| GIVEN TASK |
Answer these from the passage on Rouhani and the SCC below:
(a) In which report was the incident first discussed?
(b) Who is named as the ICT Minister?
(c) How many members of Rouhani's cabinet did Khamenei's statement add to the SCC?

| TEXT PASSAGE |
_ _ _

Rouhani’s willingness and ability to use his position as SCC Chairman to thwart censorship attempts certainly surprised us. After discussing this incident in our 2015 Revolution Decoded report, we concluded:

“The authority of the SCC has been asserted most vociferously by members of Rouhani’s cabinet, with ICT Minister Mahmoud Vaezi arguing that President Rouhani and the SCC are responsible for managing all policy relating to social networks and that CDICC must comply with all SCC rulings.”

Khamenei’s recent statement did not remove Rouhani from the SCC, nor did it affect ICT Minister Mahmoud Vaezi’s status on the Council. Moreover, as mentioned above, Khamenei’s statement added 4 members of Rouhani’s cabinet to the SCC. Small Media therefore believes that Khamenei’s statement consolidating internet policymaking power in the SCC does not necessarily sideline the Rouhani administration.

_ _ _

| DATASET EXCERPTS |
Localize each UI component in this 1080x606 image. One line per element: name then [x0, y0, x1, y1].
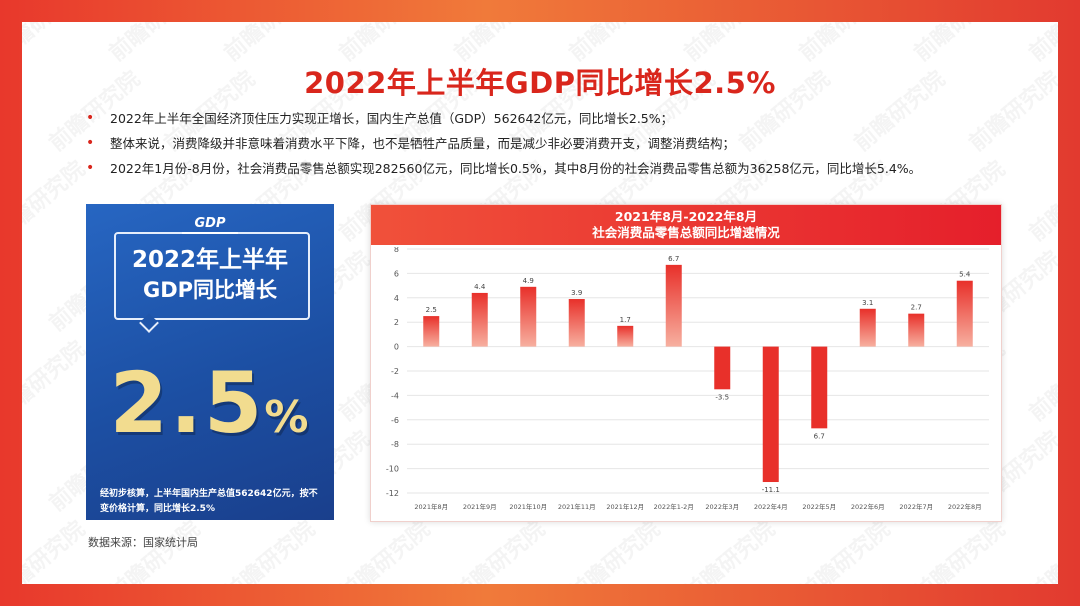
- watermark-text: 前瞻研究院: [1024, 336, 1058, 427]
- x-tick-label: 2022年1-2月: [654, 502, 694, 511]
- bar: [665, 264, 682, 347]
- watermark-text: 前瞻研究院: [909, 516, 1010, 584]
- x-tick-label: 2022年8月: [948, 502, 982, 511]
- bullet-dot-icon: •: [86, 160, 95, 176]
- data-label: 3.9: [571, 289, 582, 297]
- x-tick-label: 2021年10月: [509, 502, 547, 511]
- watermark-text: 前瞻研究院: [219, 516, 320, 584]
- data-label: 4.9: [523, 277, 534, 285]
- watermark-text: 前瞻研究院: [794, 516, 895, 584]
- bullet-item: • 2022年1月份-8月份，社会消费品零售总额实现282560亿元，同比增长0.…: [82, 156, 1042, 181]
- y-tick-label: -6: [391, 416, 399, 425]
- x-tick-label: 2021年9月: [463, 502, 497, 511]
- x-tick-label: 2021年8月: [414, 502, 448, 511]
- watermark-text: 前瞻研究院: [449, 516, 550, 584]
- retail-sales-chart: 2021年8月-2022年8月 社会消费品零售总额同比增速情况 8 6 4 2 0 -2 -…: [370, 204, 1002, 522]
- poster-note: 经初步核算，上半年国内生产总值562642亿元，按不变价格计算，同比增长2.5%: [100, 489, 318, 514]
- bar: [520, 286, 537, 347]
- x-tick-label: 2021年12月: [606, 502, 644, 511]
- y-tick-label: -12: [386, 489, 399, 498]
- bar: [714, 346, 731, 390]
- data-label: 2.7: [911, 304, 922, 312]
- x-tick-label: 2022年3月: [705, 502, 739, 511]
- x-tick-label: 2022年7月: [899, 502, 933, 511]
- data-label: 4.4: [474, 283, 486, 291]
- data-label: 1.7: [620, 316, 631, 324]
- chart-header: 2021年8月-2022年8月 社会消费品零售总额同比增速情况: [371, 205, 1001, 245]
- data-source: 数据来源：国家统计局: [88, 536, 198, 549]
- chart-plot: 8 6 4 2 0 -2 -4 -6 -8 -10 -12 2.5 2021年8月 4.4 2021年9月 4…: [386, 247, 989, 511]
- bullet-list: • 2022年上半年全国经济顶住压力实现正增长，国内生产总值（GDP）562642…: [82, 106, 1042, 181]
- chart-title-line1: 2021年8月-2022年8月: [614, 209, 758, 224]
- slide-card: 前瞻研究院 前瞻研究院 前瞻研究院 前瞻研究院 前瞻研究院 前瞻研究院 前瞻研究院 前瞻研究院…: [22, 22, 1058, 584]
- bar: [568, 299, 585, 347]
- bullet-dot-icon: •: [86, 135, 95, 151]
- data-label: 6.7: [668, 255, 679, 263]
- slide-title: 2022年上半年GDP同比增长2.5%: [304, 66, 776, 100]
- data-label: -3.5: [715, 393, 729, 401]
- gdp-logo: GDP: [194, 216, 226, 231]
- bar: [908, 313, 925, 347]
- bullet-text: 整体来说，消费降级并非意味着消费水平下降，也不是牺牲产品质量，而是减少非必要消费…: [110, 136, 736, 151]
- data-label: -11.1: [762, 486, 780, 494]
- bar: [423, 316, 440, 347]
- y-tick-label: 4: [394, 294, 399, 303]
- bullet-text: 2022年上半年全国经济顶住压力实现正增长，国内生产总值（GDP）562642亿…: [110, 111, 674, 126]
- x-tick-label: 2021年11月: [558, 502, 596, 511]
- x-tick-label: 2022年5月: [802, 502, 836, 511]
- big-number: 2.5: [109, 354, 265, 452]
- y-tick-label: -8: [391, 440, 399, 449]
- watermark-text: 前瞻研究院: [22, 156, 90, 247]
- data-label: 6.7: [814, 432, 825, 440]
- bullet-dot-icon: •: [86, 110, 95, 126]
- poster-headline-2: GDP同比增长: [142, 278, 278, 302]
- data-label: 3.1: [862, 299, 873, 307]
- watermark-text: 前瞻研究院: [1024, 516, 1058, 584]
- y-tick-label: 2: [394, 318, 399, 327]
- y-tick-label: -10: [386, 465, 399, 474]
- watermark-text: 前瞻研究院: [564, 516, 665, 584]
- y-tick-label: 0: [394, 343, 399, 352]
- watermark-text: 前瞻研究院: [22, 336, 90, 427]
- bar: [859, 308, 876, 347]
- bullet-item: • 整体来说，消费降级并非意味着消费水平下降，也不是牺牲产品质量，而是减少非必要消…: [82, 131, 1042, 156]
- y-tick-label: 8: [394, 247, 399, 254]
- bar: [471, 292, 488, 347]
- gdp-poster: GDP 2022年上半年 GDP同比增长 2.5% 经初步核算，上半年国内生产总…: [86, 204, 334, 520]
- bullet-item: • 2022年上半年全国经济顶住压力实现正增长，国内生产总值（GDP）562642…: [82, 106, 1042, 131]
- watermark-text: 前瞻研究院: [22, 516, 90, 584]
- bar: [617, 325, 634, 347]
- poster-headline-1: 2022年上半年: [131, 247, 288, 273]
- logo-underline: [182, 232, 238, 234]
- data-label: 2.5: [426, 306, 437, 314]
- bar: [956, 280, 973, 347]
- y-tick-label: -2: [391, 367, 399, 376]
- watermark-text: 前瞻研究院: [334, 516, 435, 584]
- bullet-text: 2022年1月份-8月份，社会消费品零售总额实现282560亿元，同比增长0.5…: [110, 161, 922, 176]
- data-label: 5.4: [959, 271, 971, 279]
- watermark-text: 前瞻研究院: [679, 516, 780, 584]
- chart-title-line2: 社会消费品零售总额同比增速情况: [592, 225, 780, 240]
- x-tick-label: 2022年6月: [851, 502, 885, 511]
- big-growth-value: 2.5%: [86, 354, 334, 452]
- x-tick-label: 2022年4月: [754, 502, 788, 511]
- y-tick-label: -4: [391, 391, 399, 400]
- bar: [762, 346, 779, 483]
- y-tick-label: 6: [394, 269, 399, 278]
- big-unit: %: [264, 392, 311, 443]
- bar: [811, 346, 828, 429]
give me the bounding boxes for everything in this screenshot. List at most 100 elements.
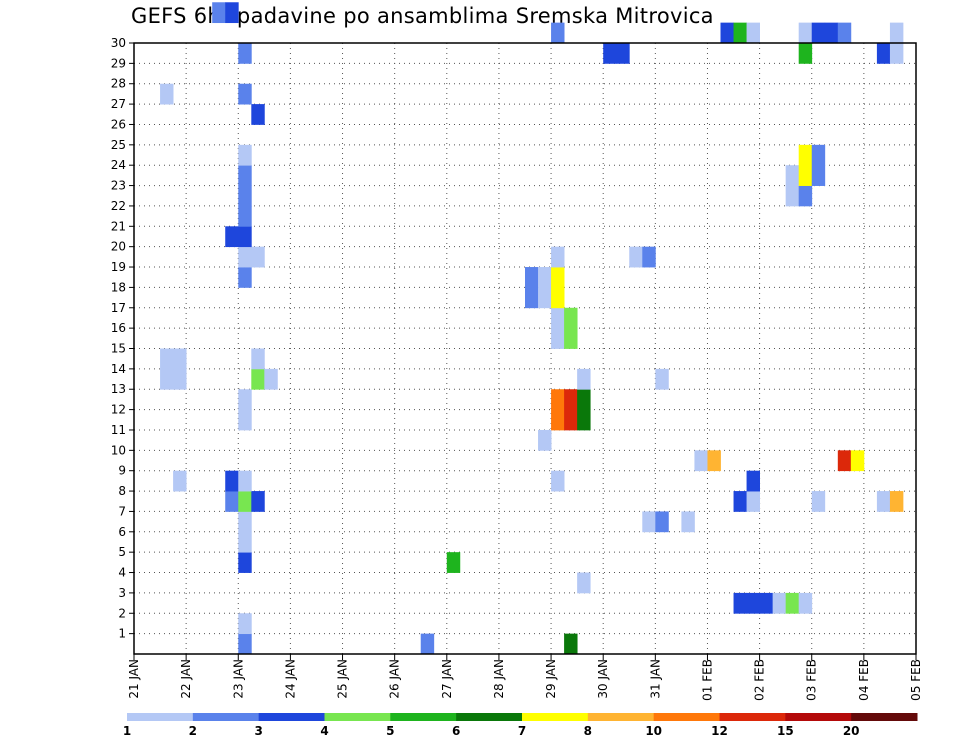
data-cell [785, 592, 800, 614]
x-tick-label: 30 JAN [596, 659, 610, 699]
x-tick-label: 28 JAN [492, 659, 506, 699]
data-cell [772, 592, 787, 614]
data-cell [876, 491, 891, 512]
data-cell [798, 165, 813, 186]
data-cell [238, 185, 252, 207]
data-cell [238, 267, 252, 288]
legend-swatch [127, 713, 194, 721]
data-cell [538, 287, 552, 309]
data-cell [616, 43, 630, 64]
data-cell [525, 287, 539, 309]
data-cell [160, 348, 174, 370]
data-cell [564, 307, 578, 329]
data-cell [160, 83, 174, 105]
y-tick-label: 12 [111, 403, 126, 417]
legend-swatch [522, 713, 589, 721]
data-cell [238, 246, 252, 268]
data-cell [173, 348, 187, 370]
data-cell [551, 307, 565, 329]
data-cell [811, 491, 826, 512]
x-tick-label: 21 JAN [127, 659, 141, 699]
y-tick-label: 6 [118, 525, 126, 539]
y-tick-label: 8 [118, 484, 126, 498]
data-cell [759, 592, 774, 614]
data-cell [225, 470, 239, 492]
y-tick-label: 27 [111, 97, 126, 111]
y-tick-label: 26 [111, 117, 126, 131]
x-tick-label: 02 FEB [753, 659, 767, 701]
data-cell [642, 246, 656, 268]
legend-label: 10 [645, 724, 662, 738]
data-cell [238, 552, 252, 573]
data-cell [889, 43, 904, 64]
x-tick-label: 01 FEB [700, 659, 714, 701]
data-cell [525, 267, 539, 288]
data-cell [173, 368, 187, 390]
legend-label: 6 [452, 724, 460, 738]
legend-label: 3 [254, 724, 262, 738]
data-cell [551, 470, 565, 492]
data-cell [733, 22, 747, 44]
data-cell [785, 165, 800, 186]
y-tick-label: 28 [111, 77, 126, 91]
data-cell [538, 267, 552, 288]
y-tick-label: 7 [118, 504, 126, 518]
x-tick-label: 26 JAN [388, 659, 402, 699]
data-cell [694, 450, 708, 472]
data-cell [577, 368, 591, 390]
data-cell [655, 511, 669, 533]
y-tick-label: 23 [111, 179, 126, 193]
y-tick-label: 16 [111, 321, 126, 335]
data-cell [238, 531, 252, 553]
data-cell [707, 450, 721, 472]
data-cell [173, 470, 187, 492]
legend-swatch [456, 713, 523, 721]
x-tick-label: 03 FEB [805, 659, 819, 701]
data-cell [577, 409, 591, 431]
data-cell [564, 633, 578, 655]
legend-label: 20 [843, 724, 860, 738]
legend-swatch [258, 713, 325, 721]
y-tick-label: 4 [118, 566, 126, 580]
data-cell [238, 144, 252, 166]
data-cell [824, 22, 839, 44]
data-cell [746, 22, 760, 44]
data-cell [811, 144, 826, 166]
data-cell [720, 22, 734, 44]
data-cell [238, 409, 252, 431]
data-cell [238, 43, 252, 64]
y-tick-label: 11 [111, 423, 126, 437]
legend-label: 4 [320, 724, 328, 738]
data-cell [876, 43, 891, 64]
y-tick-label: 18 [111, 280, 126, 294]
y-tick-label: 17 [111, 301, 126, 315]
data-cell [798, 185, 813, 207]
legend-swatch [851, 713, 918, 721]
data-cell [238, 205, 252, 227]
data-cell [251, 348, 265, 370]
x-tick-label: 22 JAN [179, 659, 193, 699]
legend-label: 15 [777, 724, 794, 738]
data-cell [785, 185, 800, 207]
data-cell [850, 450, 865, 472]
y-tick-label: 21 [111, 219, 126, 233]
data-cell [746, 491, 760, 512]
data-cell [238, 470, 252, 492]
y-tick-label: 5 [118, 545, 126, 559]
data-cell [238, 226, 252, 248]
y-tick-label: 2 [118, 606, 126, 620]
y-tick-label: 29 [111, 56, 126, 70]
data-cell [251, 246, 265, 268]
data-cell [238, 511, 252, 533]
data-cell [238, 165, 252, 186]
data-cell [238, 83, 252, 105]
data-cell [655, 368, 669, 390]
x-tick-label: 25 JAN [336, 659, 350, 699]
data-cell [251, 368, 265, 390]
data-cell [212, 2, 226, 24]
y-tick-label: 1 [118, 627, 126, 641]
legend-label: 7 [518, 724, 526, 738]
y-tick-label: 24 [111, 158, 126, 172]
data-cell [681, 511, 695, 533]
data-cell [551, 246, 565, 268]
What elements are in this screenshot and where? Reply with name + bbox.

_ _ _

| RESULT OF THE EXERCISE |
(a) The 2015 Revolution Decoded report
(b) Mahmoud Vaezi
(c) 4